→ **SHORT TASK**:
Pictures do not belong in the copy. Return all of the entries exactly.

** start DATASET CONTENT **

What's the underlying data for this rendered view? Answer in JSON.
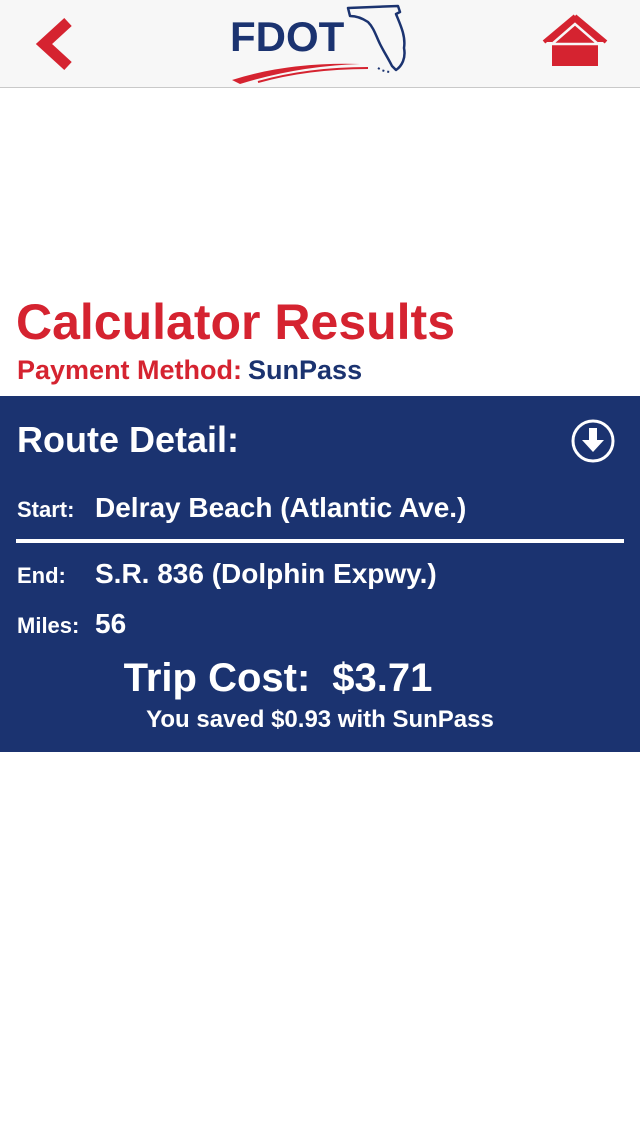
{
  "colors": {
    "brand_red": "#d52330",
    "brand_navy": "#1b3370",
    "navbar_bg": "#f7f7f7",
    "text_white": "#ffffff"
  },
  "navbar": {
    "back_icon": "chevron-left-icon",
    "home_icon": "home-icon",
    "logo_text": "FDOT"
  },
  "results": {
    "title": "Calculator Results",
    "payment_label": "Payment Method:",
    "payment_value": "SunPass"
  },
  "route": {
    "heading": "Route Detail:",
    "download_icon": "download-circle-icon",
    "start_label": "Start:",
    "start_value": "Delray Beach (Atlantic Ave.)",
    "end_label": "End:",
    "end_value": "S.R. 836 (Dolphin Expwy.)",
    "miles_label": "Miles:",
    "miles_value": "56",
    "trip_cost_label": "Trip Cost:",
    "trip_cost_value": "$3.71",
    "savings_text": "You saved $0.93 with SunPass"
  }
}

** end DATASET CONTENT **

→ **REPLY TO THE EXERCISE**:
What's the underlying data for this rendered view? Answer in JSON.
{
  "colors": {
    "brand_red": "#d52330",
    "brand_navy": "#1b3370",
    "navbar_bg": "#f7f7f7",
    "text_white": "#ffffff"
  },
  "navbar": {
    "back_icon": "chevron-left-icon",
    "home_icon": "home-icon",
    "logo_text": "FDOT"
  },
  "results": {
    "title": "Calculator Results",
    "payment_label": "Payment Method:",
    "payment_value": "SunPass"
  },
  "route": {
    "heading": "Route Detail:",
    "download_icon": "download-circle-icon",
    "start_label": "Start:",
    "start_value": "Delray Beach (Atlantic Ave.)",
    "end_label": "End:",
    "end_value": "S.R. 836 (Dolphin Expwy.)",
    "miles_label": "Miles:",
    "miles_value": "56",
    "trip_cost_label": "Trip Cost:",
    "trip_cost_value": "$3.71",
    "savings_text": "You saved $0.93 with SunPass"
  }
}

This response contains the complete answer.